---------- SUPPLIED RECORDS

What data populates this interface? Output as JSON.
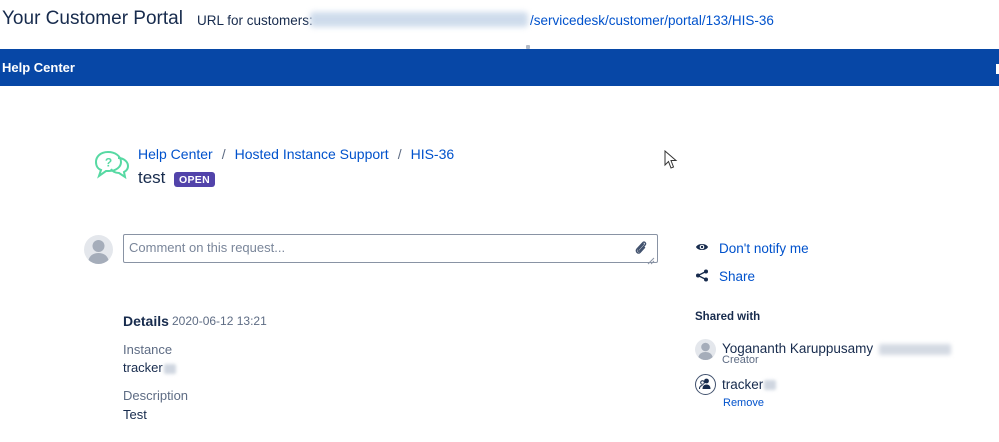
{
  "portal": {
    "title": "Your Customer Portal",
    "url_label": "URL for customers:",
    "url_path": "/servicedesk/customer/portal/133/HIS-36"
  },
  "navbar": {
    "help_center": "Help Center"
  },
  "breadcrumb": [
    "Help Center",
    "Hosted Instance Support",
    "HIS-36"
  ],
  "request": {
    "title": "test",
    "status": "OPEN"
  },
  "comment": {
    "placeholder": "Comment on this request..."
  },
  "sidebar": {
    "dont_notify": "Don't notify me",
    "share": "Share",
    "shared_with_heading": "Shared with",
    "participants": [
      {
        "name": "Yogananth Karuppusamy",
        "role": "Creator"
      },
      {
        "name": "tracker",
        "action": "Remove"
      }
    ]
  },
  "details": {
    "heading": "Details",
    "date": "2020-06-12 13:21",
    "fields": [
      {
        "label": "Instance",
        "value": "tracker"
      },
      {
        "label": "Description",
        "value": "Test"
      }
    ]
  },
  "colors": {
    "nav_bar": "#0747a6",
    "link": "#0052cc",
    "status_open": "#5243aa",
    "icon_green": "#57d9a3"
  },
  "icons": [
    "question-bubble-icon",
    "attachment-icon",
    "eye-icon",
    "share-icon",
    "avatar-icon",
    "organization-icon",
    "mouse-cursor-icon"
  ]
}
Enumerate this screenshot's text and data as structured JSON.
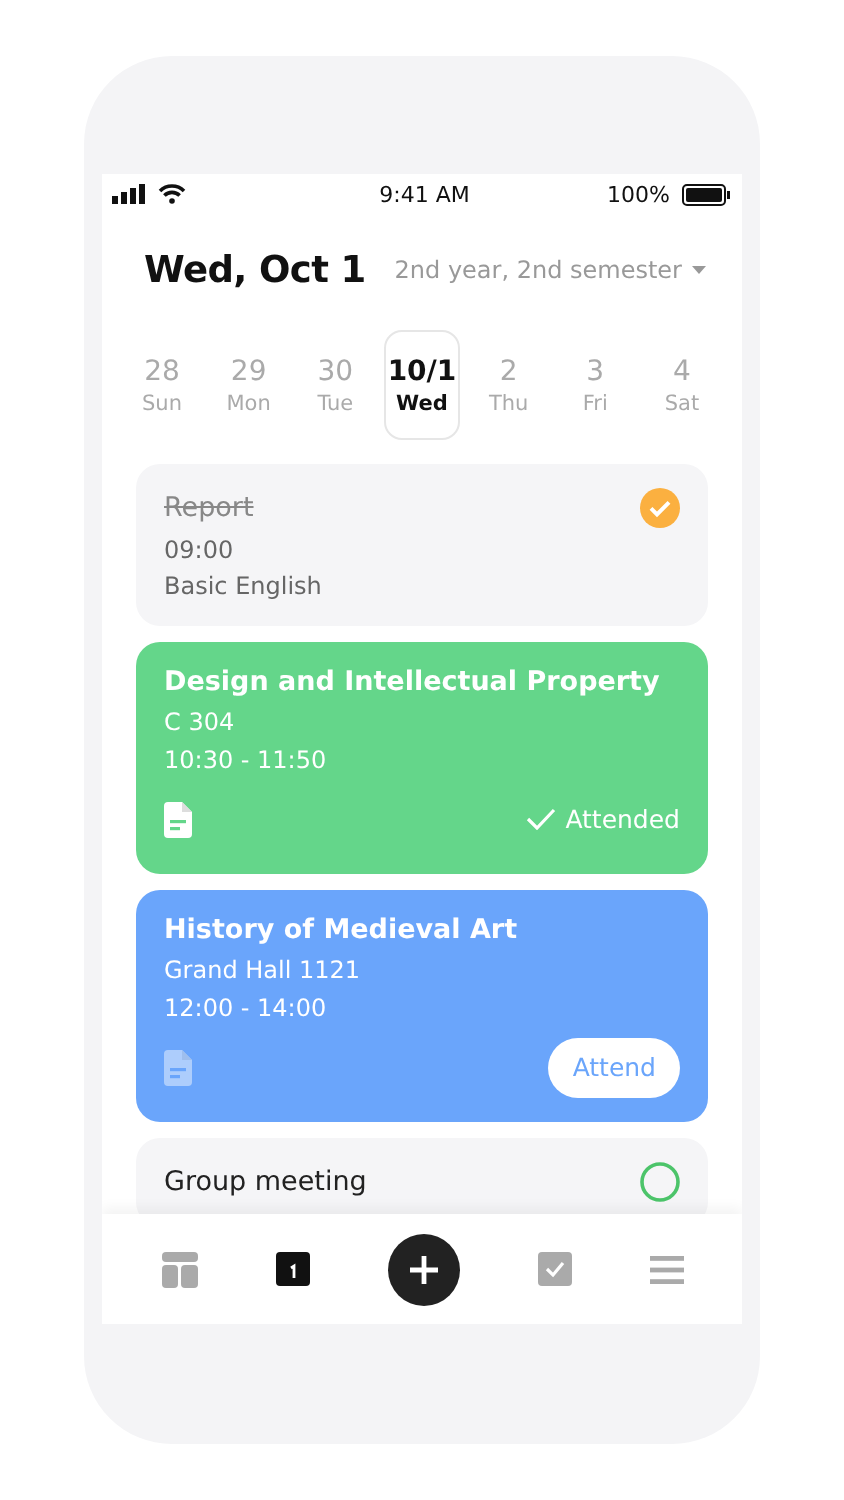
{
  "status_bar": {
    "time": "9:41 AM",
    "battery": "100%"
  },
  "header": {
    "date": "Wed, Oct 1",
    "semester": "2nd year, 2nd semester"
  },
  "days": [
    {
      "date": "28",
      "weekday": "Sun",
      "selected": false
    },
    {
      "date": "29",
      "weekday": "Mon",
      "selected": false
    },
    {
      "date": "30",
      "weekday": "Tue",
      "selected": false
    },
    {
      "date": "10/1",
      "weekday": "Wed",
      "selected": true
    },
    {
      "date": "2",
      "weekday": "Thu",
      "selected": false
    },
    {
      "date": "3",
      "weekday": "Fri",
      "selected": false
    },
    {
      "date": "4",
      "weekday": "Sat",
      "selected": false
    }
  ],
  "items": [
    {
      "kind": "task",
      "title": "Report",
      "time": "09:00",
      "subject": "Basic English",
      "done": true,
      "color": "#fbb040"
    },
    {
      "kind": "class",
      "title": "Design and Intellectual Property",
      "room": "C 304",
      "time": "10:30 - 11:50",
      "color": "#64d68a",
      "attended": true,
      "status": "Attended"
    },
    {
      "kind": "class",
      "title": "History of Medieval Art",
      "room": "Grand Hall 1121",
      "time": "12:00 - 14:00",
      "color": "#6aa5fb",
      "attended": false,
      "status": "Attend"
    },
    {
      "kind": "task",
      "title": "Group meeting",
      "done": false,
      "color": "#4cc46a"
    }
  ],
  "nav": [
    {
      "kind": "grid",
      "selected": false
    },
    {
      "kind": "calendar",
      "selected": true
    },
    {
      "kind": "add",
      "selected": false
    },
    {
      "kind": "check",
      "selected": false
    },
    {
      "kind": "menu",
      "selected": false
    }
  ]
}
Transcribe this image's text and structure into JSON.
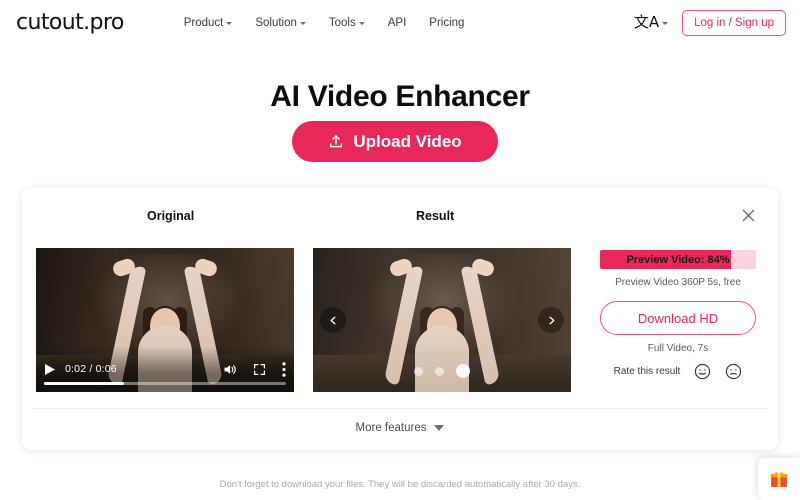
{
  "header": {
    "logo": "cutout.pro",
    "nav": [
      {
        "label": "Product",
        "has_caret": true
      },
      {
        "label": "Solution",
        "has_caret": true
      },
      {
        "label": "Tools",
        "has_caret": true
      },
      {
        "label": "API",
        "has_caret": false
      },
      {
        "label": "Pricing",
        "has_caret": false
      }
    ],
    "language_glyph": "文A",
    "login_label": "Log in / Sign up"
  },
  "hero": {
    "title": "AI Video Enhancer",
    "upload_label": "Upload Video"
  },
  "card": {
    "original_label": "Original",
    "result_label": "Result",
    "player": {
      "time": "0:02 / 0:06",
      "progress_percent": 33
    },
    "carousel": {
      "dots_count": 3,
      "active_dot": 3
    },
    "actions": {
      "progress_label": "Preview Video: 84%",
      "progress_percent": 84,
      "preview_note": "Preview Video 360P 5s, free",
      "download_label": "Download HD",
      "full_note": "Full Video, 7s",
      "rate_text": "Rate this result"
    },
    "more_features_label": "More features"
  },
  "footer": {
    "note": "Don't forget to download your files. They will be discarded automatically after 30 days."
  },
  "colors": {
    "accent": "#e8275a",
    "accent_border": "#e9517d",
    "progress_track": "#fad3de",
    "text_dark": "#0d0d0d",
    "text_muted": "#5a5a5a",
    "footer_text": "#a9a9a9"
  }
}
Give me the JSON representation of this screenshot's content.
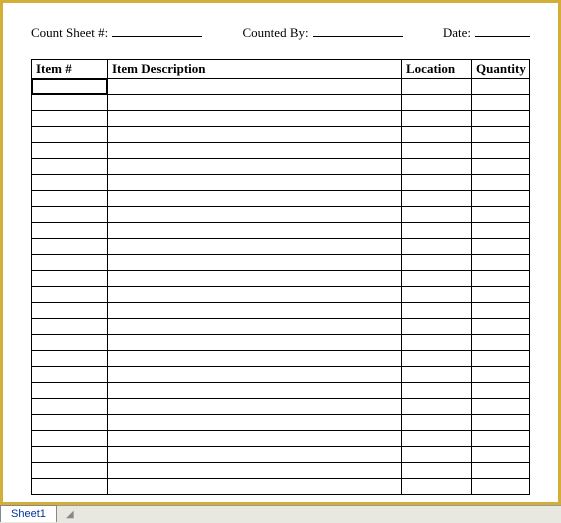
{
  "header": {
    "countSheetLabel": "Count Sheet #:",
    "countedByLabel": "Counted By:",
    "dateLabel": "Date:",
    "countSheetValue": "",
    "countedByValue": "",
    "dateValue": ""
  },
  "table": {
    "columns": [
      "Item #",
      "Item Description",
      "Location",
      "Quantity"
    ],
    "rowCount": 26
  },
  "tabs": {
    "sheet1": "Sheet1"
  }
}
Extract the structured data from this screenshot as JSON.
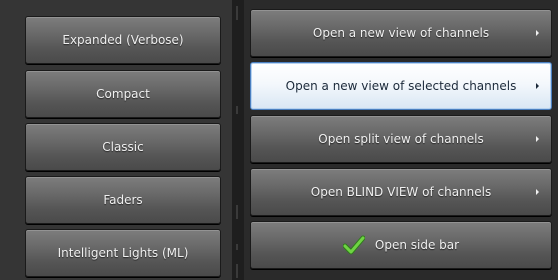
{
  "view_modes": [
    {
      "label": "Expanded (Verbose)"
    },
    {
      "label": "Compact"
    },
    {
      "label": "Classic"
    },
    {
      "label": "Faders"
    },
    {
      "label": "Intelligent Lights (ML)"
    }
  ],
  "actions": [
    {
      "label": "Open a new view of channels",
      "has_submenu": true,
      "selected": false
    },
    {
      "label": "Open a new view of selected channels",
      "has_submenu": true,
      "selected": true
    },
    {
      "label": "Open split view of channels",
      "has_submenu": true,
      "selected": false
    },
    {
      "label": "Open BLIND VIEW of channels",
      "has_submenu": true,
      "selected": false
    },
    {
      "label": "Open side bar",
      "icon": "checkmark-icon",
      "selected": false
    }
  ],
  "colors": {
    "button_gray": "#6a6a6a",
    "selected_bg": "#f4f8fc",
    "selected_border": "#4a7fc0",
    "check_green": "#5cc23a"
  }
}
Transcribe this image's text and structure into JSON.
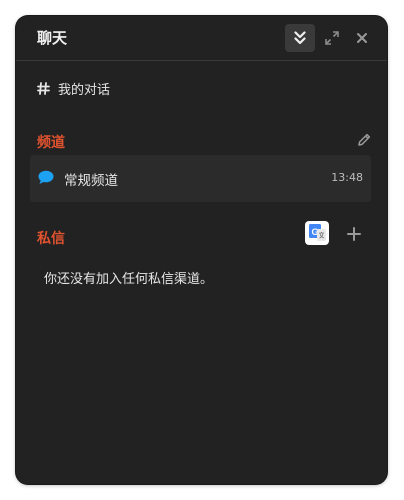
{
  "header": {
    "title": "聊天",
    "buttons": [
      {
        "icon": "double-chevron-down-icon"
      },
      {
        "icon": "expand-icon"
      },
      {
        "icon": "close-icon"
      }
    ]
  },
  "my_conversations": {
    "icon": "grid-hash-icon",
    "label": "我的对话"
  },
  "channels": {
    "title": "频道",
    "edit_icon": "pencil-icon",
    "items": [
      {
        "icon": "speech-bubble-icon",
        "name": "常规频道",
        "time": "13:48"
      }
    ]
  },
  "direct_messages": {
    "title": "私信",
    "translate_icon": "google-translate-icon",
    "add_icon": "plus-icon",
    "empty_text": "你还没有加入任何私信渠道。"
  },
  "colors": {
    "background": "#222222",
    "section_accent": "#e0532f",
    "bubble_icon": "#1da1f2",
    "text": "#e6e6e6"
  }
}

--------------------

**EXERCISE DIRECTIONS**
Omitting all images, print the listing exactly.

**FULL OUTPUT**
What data populates this interface? Output as JSON.
{
  "portal": {
    "title": "Your Customer Portal",
    "url_label": "URL for customers:",
    "url_path": "/servicedesk/customer/portal/133/HIS-36"
  },
  "navbar": {
    "help_center": "Help Center"
  },
  "breadcrumb": [
    "Help Center",
    "Hosted Instance Support",
    "HIS-36"
  ],
  "request": {
    "title": "test",
    "status": "OPEN"
  },
  "comment": {
    "placeholder": "Comment on this request..."
  },
  "sidebar": {
    "dont_notify": "Don't notify me",
    "share": "Share",
    "shared_with_heading": "Shared with",
    "participants": [
      {
        "name": "Yogananth Karuppusamy",
        "role": "Creator"
      },
      {
        "name": "tracker",
        "action": "Remove"
      }
    ]
  },
  "details": {
    "heading": "Details",
    "date": "2020-06-12 13:21",
    "fields": [
      {
        "label": "Instance",
        "value": "tracker"
      },
      {
        "label": "Description",
        "value": "Test"
      }
    ]
  },
  "colors": {
    "nav_bar": "#0747a6",
    "link": "#0052cc",
    "status_open": "#5243aa",
    "icon_green": "#57d9a3"
  },
  "icons": [
    "question-bubble-icon",
    "attachment-icon",
    "eye-icon",
    "share-icon",
    "avatar-icon",
    "organization-icon",
    "mouse-cursor-icon"
  ]
}
Enumerate this screenshot's text and data as structured JSON.
{
  "status_bar": {
    "time": "9:41 AM",
    "battery": "100%"
  },
  "header": {
    "date": "Wed, Oct 1",
    "semester": "2nd year, 2nd semester"
  },
  "days": [
    {
      "date": "28",
      "weekday": "Sun",
      "selected": false
    },
    {
      "date": "29",
      "weekday": "Mon",
      "selected": false
    },
    {
      "date": "30",
      "weekday": "Tue",
      "selected": false
    },
    {
      "date": "10/1",
      "weekday": "Wed",
      "selected": true
    },
    {
      "date": "2",
      "weekday": "Thu",
      "selected": false
    },
    {
      "date": "3",
      "weekday": "Fri",
      "selected": false
    },
    {
      "date": "4",
      "weekday": "Sat",
      "selected": false
    }
  ],
  "items": [
    {
      "kind": "task",
      "title": "Report",
      "time": "09:00",
      "subject": "Basic English",
      "done": true,
      "color": "#fbb040"
    },
    {
      "kind": "class",
      "title": "Design and Intellectual Property",
      "room": "C 304",
      "time": "10:30 - 11:50",
      "color": "#64d68a",
      "attended": true,
      "status": "Attended"
    },
    {
      "kind": "class",
      "title": "History of Medieval Art",
      "room": "Grand Hall 1121",
      "time": "12:00 - 14:00",
      "color": "#6aa5fb",
      "attended": false,
      "status": "Attend"
    },
    {
      "kind": "task",
      "title": "Group meeting",
      "done": false,
      "color": "#4cc46a"
    }
  ],
  "nav": [
    {
      "kind": "grid",
      "selected": false
    },
    {
      "kind": "calendar",
      "selected": true
    },
    {
      "kind": "add",
      "selected": false
    },
    {
      "kind": "check",
      "selected": false
    },
    {
      "kind": "menu",
      "selected": false
    }
  ]
}
Transcribe this image's text and structure into JSON.
{
  "header": {
    "logo": "cutout.pro",
    "nav": [
      {
        "label": "Product",
        "has_caret": true
      },
      {
        "label": "Solution",
        "has_caret": true
      },
      {
        "label": "Tools",
        "has_caret": true
      },
      {
        "label": "API",
        "has_caret": false
      },
      {
        "label": "Pricing",
        "has_caret": false
      }
    ],
    "language_glyph": "文A",
    "login_label": "Log in / Sign up"
  },
  "hero": {
    "title": "AI Video Enhancer",
    "upload_label": "Upload Video"
  },
  "card": {
    "original_label": "Original",
    "result_label": "Result",
    "player": {
      "time": "0:02 / 0:06",
      "progress_percent": 33
    },
    "carousel": {
      "dots_count": 3,
      "active_dot": 3
    },
    "actions": {
      "progress_label": "Preview Video: 84%",
      "progress_percent": 84,
      "preview_note": "Preview Video 360P 5s, free",
      "download_label": "Download HD",
      "full_note": "Full Video, 7s",
      "rate_text": "Rate this result"
    },
    "more_features_label": "More features"
  },
  "footer": {
    "note": "Don't forget to download your files. They will be discarded automatically after 30 days."
  },
  "colors": {
    "accent": "#e8275a",
    "accent_border": "#e9517d",
    "progress_track": "#fad3de",
    "text_dark": "#0d0d0d",
    "text_muted": "#5a5a5a",
    "footer_text": "#a9a9a9"
  }
}
Give me the JSON representation of this screenshot's content.
{
  "header": {
    "countSheetLabel": "Count Sheet #:",
    "countedByLabel": "Counted By:",
    "dateLabel": "Date:",
    "countSheetValue": "",
    "countedByValue": "",
    "dateValue": ""
  },
  "table": {
    "columns": [
      "Item #",
      "Item Description",
      "Location",
      "Quantity"
    ],
    "rowCount": 26
  },
  "tabs": {
    "sheet1": "Sheet1"
  }
}
Extract the structured data from this screenshot as JSON.
{
  "view_modes": [
    {
      "label": "Expanded (Verbose)"
    },
    {
      "label": "Compact"
    },
    {
      "label": "Classic"
    },
    {
      "label": "Faders"
    },
    {
      "label": "Intelligent Lights (ML)"
    }
  ],
  "actions": [
    {
      "label": "Open a new view of channels",
      "has_submenu": true,
      "selected": false
    },
    {
      "label": "Open a new view of selected channels",
      "has_submenu": true,
      "selected": true
    },
    {
      "label": "Open split view of channels",
      "has_submenu": true,
      "selected": false
    },
    {
      "label": "Open BLIND VIEW of channels",
      "has_submenu": true,
      "selected": false
    },
    {
      "label": "Open side bar",
      "icon": "checkmark-icon",
      "selected": false
    }
  ],
  "colors": {
    "button_gray": "#6a6a6a",
    "selected_bg": "#f4f8fc",
    "selected_border": "#4a7fc0",
    "check_green": "#5cc23a"
  }
}
Transcribe this image's text and structure into JSON.
{
  "header": {
    "title": "聊天",
    "buttons": [
      {
        "icon": "double-chevron-down-icon"
      },
      {
        "icon": "expand-icon"
      },
      {
        "icon": "close-icon"
      }
    ]
  },
  "my_conversations": {
    "icon": "grid-hash-icon",
    "label": "我的对话"
  },
  "channels": {
    "title": "频道",
    "edit_icon": "pencil-icon",
    "items": [
      {
        "icon": "speech-bubble-icon",
        "name": "常规频道",
        "time": "13:48"
      }
    ]
  },
  "direct_messages": {
    "title": "私信",
    "translate_icon": "google-translate-icon",
    "add_icon": "plus-icon",
    "empty_text": "你还没有加入任何私信渠道。"
  },
  "colors": {
    "background": "#222222",
    "section_accent": "#e0532f",
    "bubble_icon": "#1da1f2",
    "text": "#e6e6e6"
  }
}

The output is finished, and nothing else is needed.